• **PROVIDED TEXT**
════
Interview: Nada Surf's Matthew Caws

Jun 6, 2008 at 8:11 am

(Nada Surf plays the Bluebird on Saturday, June 7, with the Republic Tigers.)

MP3: Nada Surf, "See These Bones"

Matthew Caws is an excellent multi-tasker. The 40-year-old Nada Surf frontman sings while playing guitar, plays in a touring band while managing an almost normal life in Brooklyn -- and conducts phone interviews with Midwestern alt-weekly papers while cleaning his apartment. ''I'm doing housework, so I'll be moving around and I might run out of breath,'' he warns. I'm not too concerned; if Nada Surf's decade-long career, bouncing back from one-hit wonder adversity to become one of today's most-loved indie-pop bands hasn't worn Caws out, making a few beds isn't going to put him over the top.

Ryan Wasoba: You guys have kind of run the gamut in St. Louis as far as shows you've played. You're playing the Bluebird this time around, and then last time it was a college show. Then the time before that, you played at Harrah's Casino. Matthew Caws:Haha, yeah. That was a little bit unusual.

So you've had a weird history here, but you've kind of just had a weird career in general. I think it seems weirder from the outside. For us, the shows have changed along the way -- and once in a while we have to sit down and have a conversation about, ''Okay, what are we doing? Is this wise?'' Besides from that, it just is what it is. Things have gotten a lot better in the last few years, which is great. I guess that our career seems weird, but it just seems so normal because it's my life.

You guys have been around so long, you've definitely just seen a lot of changes in how things go in music in over ten years of playing. Yeah, it's almost like we've been different kinds of bands.

It's almost like you've had more than one career. Yeah, exactly.
════
(Annotated element listings)

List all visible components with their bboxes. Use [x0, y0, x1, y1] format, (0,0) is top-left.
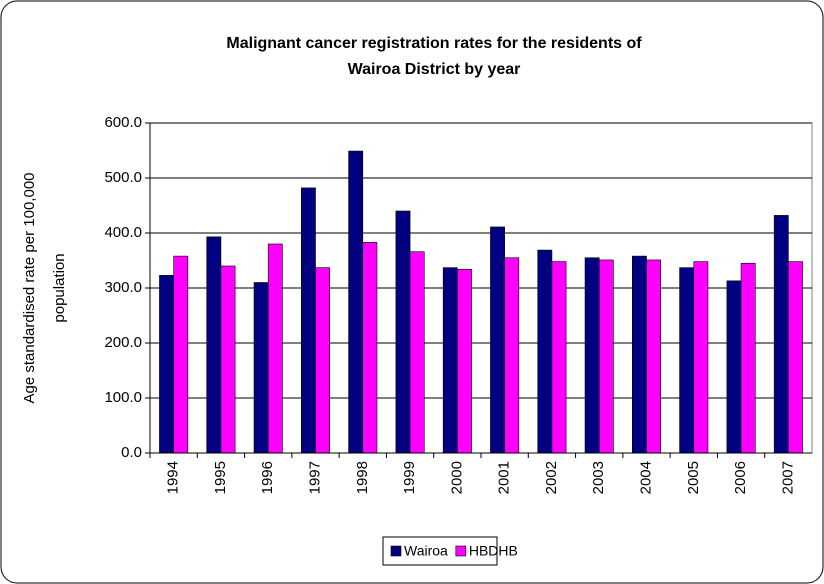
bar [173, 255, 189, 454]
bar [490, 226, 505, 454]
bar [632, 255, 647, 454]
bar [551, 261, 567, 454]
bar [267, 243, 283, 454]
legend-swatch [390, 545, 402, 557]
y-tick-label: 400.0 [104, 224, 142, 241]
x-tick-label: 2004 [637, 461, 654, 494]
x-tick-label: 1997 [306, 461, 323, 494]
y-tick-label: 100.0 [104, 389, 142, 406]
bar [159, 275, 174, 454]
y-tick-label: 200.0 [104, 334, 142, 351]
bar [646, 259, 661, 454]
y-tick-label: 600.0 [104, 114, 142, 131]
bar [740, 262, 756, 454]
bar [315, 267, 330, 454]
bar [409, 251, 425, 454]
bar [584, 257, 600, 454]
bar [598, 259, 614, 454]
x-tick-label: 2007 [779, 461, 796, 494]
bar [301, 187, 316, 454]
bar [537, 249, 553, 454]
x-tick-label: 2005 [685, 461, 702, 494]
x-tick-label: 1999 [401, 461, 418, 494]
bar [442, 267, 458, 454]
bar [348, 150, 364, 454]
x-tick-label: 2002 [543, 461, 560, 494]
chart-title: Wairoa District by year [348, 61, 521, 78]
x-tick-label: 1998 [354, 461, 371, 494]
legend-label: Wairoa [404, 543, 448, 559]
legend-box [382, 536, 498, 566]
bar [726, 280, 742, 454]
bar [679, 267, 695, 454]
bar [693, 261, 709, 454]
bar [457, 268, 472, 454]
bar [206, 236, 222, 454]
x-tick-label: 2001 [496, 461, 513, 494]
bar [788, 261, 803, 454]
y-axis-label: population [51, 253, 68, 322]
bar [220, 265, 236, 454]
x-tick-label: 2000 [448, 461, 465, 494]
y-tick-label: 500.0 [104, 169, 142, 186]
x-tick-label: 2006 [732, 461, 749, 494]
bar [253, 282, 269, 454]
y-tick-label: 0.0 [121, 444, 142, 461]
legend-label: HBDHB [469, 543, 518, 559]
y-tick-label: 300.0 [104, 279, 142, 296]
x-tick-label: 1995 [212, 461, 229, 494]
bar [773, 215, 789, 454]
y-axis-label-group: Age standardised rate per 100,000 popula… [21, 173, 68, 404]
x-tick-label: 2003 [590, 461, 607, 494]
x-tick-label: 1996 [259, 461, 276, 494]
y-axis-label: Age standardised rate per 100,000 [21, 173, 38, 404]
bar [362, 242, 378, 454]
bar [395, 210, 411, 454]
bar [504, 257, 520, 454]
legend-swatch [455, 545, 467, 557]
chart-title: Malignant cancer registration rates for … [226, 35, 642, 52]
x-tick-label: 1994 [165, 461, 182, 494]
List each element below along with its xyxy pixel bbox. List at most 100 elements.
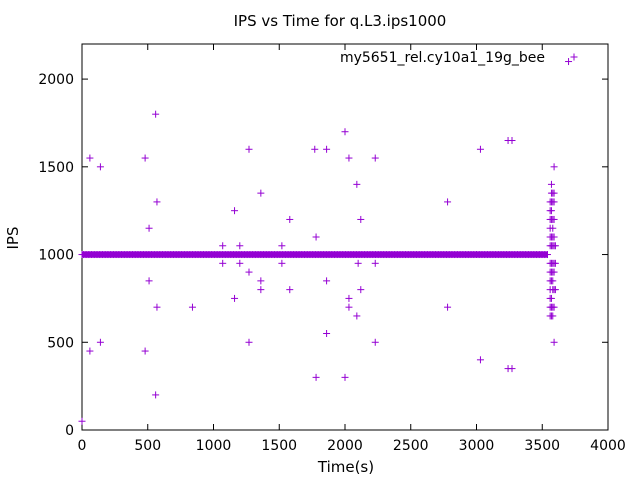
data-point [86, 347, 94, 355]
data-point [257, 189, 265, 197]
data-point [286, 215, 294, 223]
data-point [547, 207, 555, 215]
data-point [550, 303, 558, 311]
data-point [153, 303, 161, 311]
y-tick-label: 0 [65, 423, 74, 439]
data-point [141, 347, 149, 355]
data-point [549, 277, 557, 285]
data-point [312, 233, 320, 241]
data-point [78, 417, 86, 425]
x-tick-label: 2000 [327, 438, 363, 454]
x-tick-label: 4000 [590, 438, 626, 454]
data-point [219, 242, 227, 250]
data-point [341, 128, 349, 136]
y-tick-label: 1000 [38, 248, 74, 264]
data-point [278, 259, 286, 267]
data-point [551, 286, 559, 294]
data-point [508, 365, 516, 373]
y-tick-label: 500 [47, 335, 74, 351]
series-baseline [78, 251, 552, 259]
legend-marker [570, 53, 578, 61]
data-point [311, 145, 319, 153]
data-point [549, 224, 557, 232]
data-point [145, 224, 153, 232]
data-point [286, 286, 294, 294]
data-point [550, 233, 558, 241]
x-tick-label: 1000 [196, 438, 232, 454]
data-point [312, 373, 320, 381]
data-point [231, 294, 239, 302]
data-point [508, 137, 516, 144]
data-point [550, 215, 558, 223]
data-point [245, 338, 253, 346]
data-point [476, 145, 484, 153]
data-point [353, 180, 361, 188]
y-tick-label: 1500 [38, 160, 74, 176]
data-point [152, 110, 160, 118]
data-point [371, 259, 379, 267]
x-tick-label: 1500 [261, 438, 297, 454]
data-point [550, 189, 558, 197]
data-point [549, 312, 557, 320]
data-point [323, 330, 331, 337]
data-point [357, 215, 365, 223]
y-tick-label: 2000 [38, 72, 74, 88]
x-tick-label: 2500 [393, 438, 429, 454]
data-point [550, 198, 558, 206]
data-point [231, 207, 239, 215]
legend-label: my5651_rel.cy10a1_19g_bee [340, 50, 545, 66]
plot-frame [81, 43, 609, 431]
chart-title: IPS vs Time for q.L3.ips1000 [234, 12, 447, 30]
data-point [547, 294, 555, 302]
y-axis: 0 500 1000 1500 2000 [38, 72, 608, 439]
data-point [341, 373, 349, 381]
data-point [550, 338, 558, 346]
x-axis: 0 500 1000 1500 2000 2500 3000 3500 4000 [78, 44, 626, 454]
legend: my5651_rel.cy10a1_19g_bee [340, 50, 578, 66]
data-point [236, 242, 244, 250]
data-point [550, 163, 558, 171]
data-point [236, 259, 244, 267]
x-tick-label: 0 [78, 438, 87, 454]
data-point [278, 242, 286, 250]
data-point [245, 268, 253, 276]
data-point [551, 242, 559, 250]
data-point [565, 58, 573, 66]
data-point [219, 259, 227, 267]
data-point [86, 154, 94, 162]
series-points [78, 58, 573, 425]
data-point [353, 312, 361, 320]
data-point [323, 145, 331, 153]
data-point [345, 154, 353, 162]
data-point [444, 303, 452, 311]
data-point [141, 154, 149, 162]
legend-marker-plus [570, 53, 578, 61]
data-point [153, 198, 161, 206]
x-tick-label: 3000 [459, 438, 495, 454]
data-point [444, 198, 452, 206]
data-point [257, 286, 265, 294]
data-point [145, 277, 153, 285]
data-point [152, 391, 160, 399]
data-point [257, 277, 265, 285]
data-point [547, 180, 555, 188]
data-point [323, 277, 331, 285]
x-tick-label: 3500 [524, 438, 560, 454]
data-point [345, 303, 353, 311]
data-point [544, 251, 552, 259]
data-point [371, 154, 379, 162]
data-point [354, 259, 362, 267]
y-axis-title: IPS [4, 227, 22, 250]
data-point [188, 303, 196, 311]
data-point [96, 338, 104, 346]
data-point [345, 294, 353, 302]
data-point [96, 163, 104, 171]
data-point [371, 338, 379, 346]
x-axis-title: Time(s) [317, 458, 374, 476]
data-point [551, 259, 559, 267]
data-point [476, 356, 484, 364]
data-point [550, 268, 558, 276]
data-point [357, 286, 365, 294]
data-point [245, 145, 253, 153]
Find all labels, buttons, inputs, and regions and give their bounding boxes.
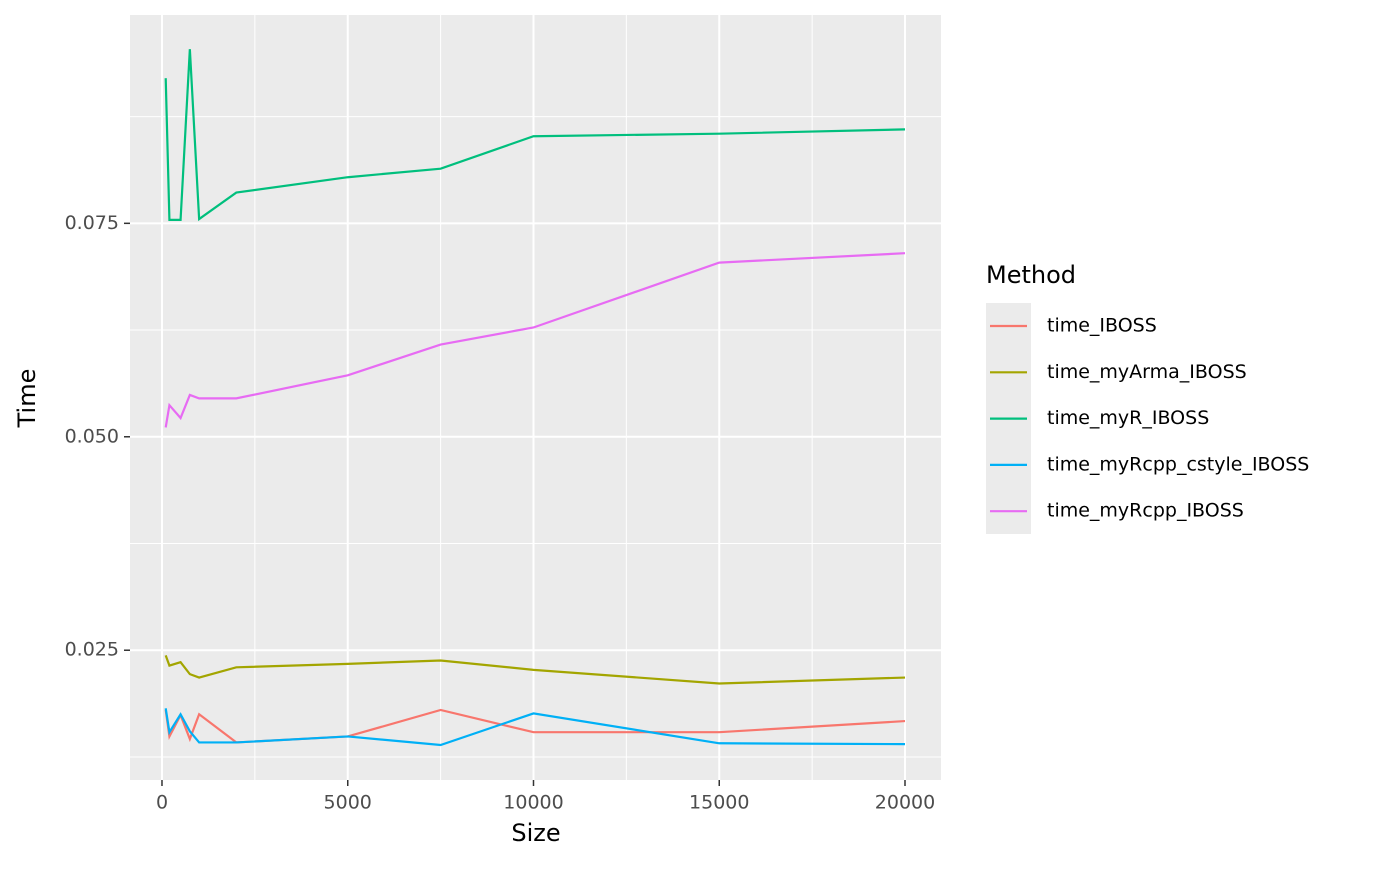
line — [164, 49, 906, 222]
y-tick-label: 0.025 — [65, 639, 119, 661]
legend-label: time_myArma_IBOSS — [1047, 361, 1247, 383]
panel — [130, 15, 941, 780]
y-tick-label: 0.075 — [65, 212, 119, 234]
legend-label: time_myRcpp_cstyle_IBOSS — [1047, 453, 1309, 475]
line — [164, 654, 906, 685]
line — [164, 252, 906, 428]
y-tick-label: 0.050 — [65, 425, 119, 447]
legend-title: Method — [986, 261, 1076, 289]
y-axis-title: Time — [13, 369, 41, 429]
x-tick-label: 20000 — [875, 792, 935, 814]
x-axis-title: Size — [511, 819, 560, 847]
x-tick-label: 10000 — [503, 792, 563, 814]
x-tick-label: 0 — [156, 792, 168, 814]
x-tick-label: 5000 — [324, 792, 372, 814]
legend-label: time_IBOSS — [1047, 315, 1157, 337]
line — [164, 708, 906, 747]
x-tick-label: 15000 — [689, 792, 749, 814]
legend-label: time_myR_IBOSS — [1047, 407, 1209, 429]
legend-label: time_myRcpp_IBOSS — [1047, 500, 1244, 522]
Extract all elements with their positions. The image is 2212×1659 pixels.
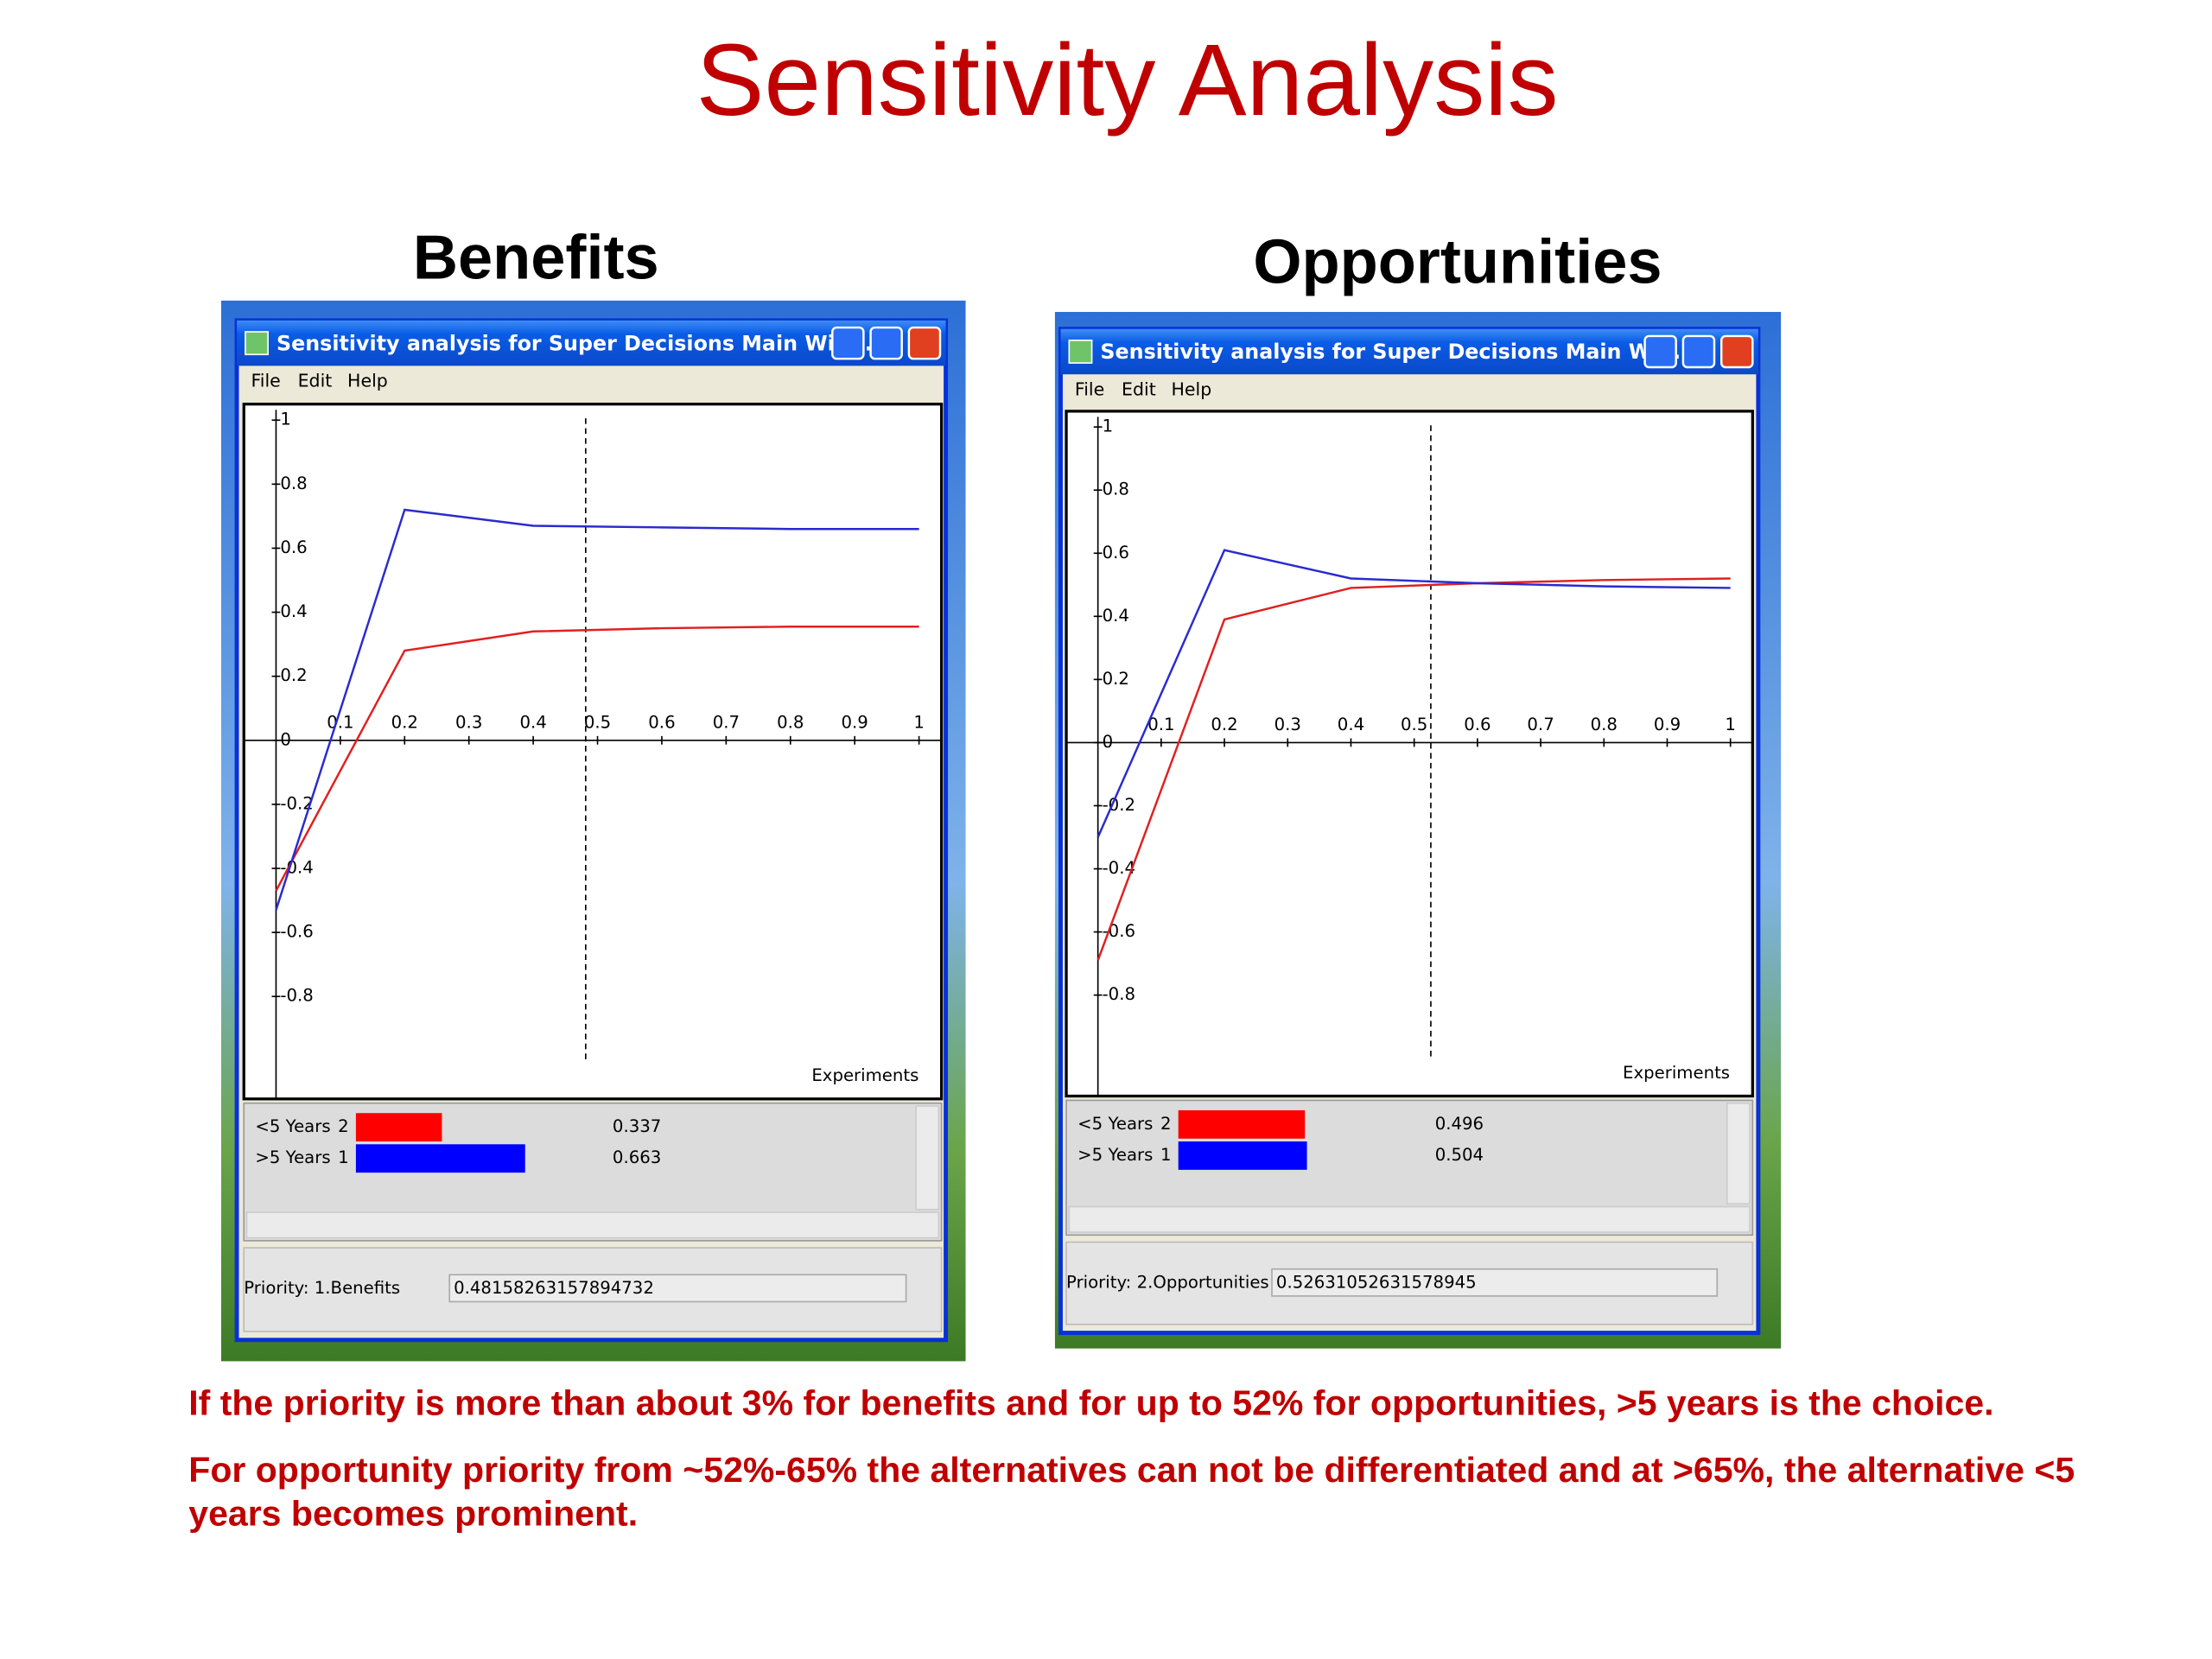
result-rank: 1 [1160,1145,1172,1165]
════
• **EXERCISE TASKS**
1. Answer these questions using the Nada Surf interview:
(a) How old is Matthew Caws?
(b) Which band is playing the Bluebird show alongside Nada Surf?
(c) Where did Nada Surf play in St. Louis the time before the college show?
2. Carry on the Nada Surf interview from its final line.
The listing has no connection to the interview with Matthew Caws.

• **ANSWERS TO THE TASKS**
1.
(a) He is 40 years old.
(b) The Republic Tigers.
(c) Harrah's Casino.

2.
So what's different about touring in 2008 versus touring in 1998? Well, the crowds are really varied right now, which is nice. We're getting a lot more young people than I usually expect. That's always weird. I'm like, ''What is this? Younger brothers and sisters? Why is everybody fifteen? That's amazing!''

They're probably the same age as the people that were going to the shows when you were a younger band, they just seem so much younger now. Probably. I think we've been seeing it more on the last three records now.

Well, the last three records are the only ones that were presented the same way, all being released by Barsuk. Do you think that has anything to do with it? I do think so. I mean, we had this break between the second one and the third one after we got dropped, and that was kind of great! It was like taking a year off after high school or something. It was good because then there were a few years of not a lot of touring, and I just got to sit around and think about music. It was just a giant vacation.

Nada Surf, "Popular":

When your career started and ''Popular'' was a hit, was it weird to just get thrown into this situation and then just have to deal with it? Oh yeah, it was overwhelming, and I'm glad we got over it.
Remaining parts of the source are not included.